*** TEXTO DE LECTURA ***
Molestos porque sus clientes no recibirán indemnizaciones económicas por ser víctimas del asalto frustrado a una sucursal bancaria de Monteverde, varios abogados apelarán parte del fallo que el Tribunal de Juicio de Puntarenas dictó en contra del nicaragüense Erlin Hurtado.
Las víctimas y sus abogados están satisfechos por los 50 años que Hurtado deberá permanecer encarcelado por varios delitos, no así con la sentencia del Tribunal que ordena a este nicaragüense a pagar cerca de 200 millones de colones (cerca de 390 mil dólares), pues sabe que Erlin no les pagará “porque no tiene ni dónde caer muerto”.
Por eso remitirán un recurso de casación a la Sala Tercera de la Corte Suprema de Justicia, en busca que se cambie el dictamen de la demanda civil que busca indemnizaciones a los afectados, no así de la penal.
En la demanda civil, cinco abogados de las 22 víctimas solicitaron a Hurtado, al Banco Nacional, al Estado y a la empresa de seguridad Delta, 1,800 millones de colones (unos 3.5 millones de dólares) en indemnizaciones, pero el jurado absolvió a todas las instituciones.
El Tribunal de Juicio, integrado por Marvin Cerdas Montano y Ronald Nicolás Alvarado, rechazó las demandas millonarias contra las otras entidades porque, básicamente, el delito lo cometió un tercero.
“Es una burla que sólo a Hurtado se le haya condenado a pagar, porque como todos saben, él no tiene bienes (con qué responder)”, dijo el abogado William Guido, quien representaba a 11 víctimas.
“Hay gente lesionada y afectada. Todos quedaron en desamparo”, agregó después de escuchar la sentencia.
Andrés Pérez, otro representante de las víctimas, dijo que con este fallo a muchas víctimas les negaron el derecho de ser indemnizadas.
Uno de los sobrevivientes que sufrió mayores daños es Gerardo Céspedes, quien a quemarropa recibió impactos de balas en su mejilla izquierda, el hombro y distintas partes del cuerpo.
Fue rescatado tras 23 horas, “hecho un coágulo y con los brazos quebrados”, gracias a que detuvo las hemorragias prensándose las heridas con sus dedos y los cuerpos de los fallecidos. Fue sometido a 11 cirugías, perdió un ojo, la movilidad en el hombro y de varios dedos.
*** MATERIAL DE CONSULTA ***
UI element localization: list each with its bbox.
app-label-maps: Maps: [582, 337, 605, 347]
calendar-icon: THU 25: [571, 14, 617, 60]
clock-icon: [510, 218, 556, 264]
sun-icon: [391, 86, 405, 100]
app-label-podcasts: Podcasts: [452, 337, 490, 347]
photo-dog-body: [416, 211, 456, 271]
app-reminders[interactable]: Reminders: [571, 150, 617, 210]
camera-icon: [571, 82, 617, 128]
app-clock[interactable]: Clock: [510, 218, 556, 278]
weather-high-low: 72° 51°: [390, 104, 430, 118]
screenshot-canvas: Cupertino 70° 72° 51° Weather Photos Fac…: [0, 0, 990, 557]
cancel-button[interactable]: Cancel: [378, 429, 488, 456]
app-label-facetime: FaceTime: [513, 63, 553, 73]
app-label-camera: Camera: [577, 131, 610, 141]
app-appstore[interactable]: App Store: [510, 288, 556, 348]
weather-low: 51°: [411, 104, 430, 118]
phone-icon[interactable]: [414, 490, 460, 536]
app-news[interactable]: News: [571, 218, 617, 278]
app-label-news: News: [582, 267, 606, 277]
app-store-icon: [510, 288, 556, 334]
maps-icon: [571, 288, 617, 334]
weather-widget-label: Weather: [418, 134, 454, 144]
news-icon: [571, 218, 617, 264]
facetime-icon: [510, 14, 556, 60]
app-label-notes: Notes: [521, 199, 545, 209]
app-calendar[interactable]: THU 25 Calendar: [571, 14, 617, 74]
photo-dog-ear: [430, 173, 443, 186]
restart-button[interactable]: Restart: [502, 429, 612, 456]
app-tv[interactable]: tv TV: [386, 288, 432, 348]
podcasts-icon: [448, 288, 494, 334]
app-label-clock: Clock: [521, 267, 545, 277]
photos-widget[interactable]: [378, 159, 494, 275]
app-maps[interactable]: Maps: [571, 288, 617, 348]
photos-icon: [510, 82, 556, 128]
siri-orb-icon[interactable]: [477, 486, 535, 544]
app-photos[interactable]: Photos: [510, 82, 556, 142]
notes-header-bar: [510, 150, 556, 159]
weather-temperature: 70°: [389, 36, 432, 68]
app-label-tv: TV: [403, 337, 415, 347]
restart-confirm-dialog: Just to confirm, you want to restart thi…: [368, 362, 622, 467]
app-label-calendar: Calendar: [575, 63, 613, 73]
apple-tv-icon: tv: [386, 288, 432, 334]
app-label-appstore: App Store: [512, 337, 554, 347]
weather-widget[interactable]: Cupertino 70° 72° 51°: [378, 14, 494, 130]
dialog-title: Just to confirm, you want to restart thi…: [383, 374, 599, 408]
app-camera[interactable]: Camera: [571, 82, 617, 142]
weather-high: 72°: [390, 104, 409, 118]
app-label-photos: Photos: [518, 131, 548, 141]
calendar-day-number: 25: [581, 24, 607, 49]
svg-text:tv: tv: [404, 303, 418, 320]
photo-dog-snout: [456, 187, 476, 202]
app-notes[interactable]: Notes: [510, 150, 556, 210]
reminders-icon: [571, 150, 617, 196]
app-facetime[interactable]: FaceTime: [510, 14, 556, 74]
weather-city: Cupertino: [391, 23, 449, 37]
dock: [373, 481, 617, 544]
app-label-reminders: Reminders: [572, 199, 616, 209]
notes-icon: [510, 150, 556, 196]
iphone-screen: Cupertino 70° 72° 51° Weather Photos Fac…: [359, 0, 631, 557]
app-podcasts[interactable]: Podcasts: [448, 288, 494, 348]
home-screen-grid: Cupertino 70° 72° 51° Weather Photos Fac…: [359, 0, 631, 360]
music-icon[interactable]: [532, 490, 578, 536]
***
→ **ENUNCIADO**
Según la noticia sobre el asalto en Monteverde, ¿por qué los abogados de las víctimas van a apelar parte del fallo? Explícalo en una a tres oraciones. No hace falta usar los registros para resolver esto.

→ **RESPUESTA**
El Tribunal solo condenó a Erlin Hurtado a pagar las indemnizaciones, cerca de 200 millones de colones, y absolvió al Banco Nacional, al Estado y a la empresa Delta. Los abogados saben que Hurtado no pagará porque no tiene bienes, así que sus clientes se quedarían sin ser indemnizados.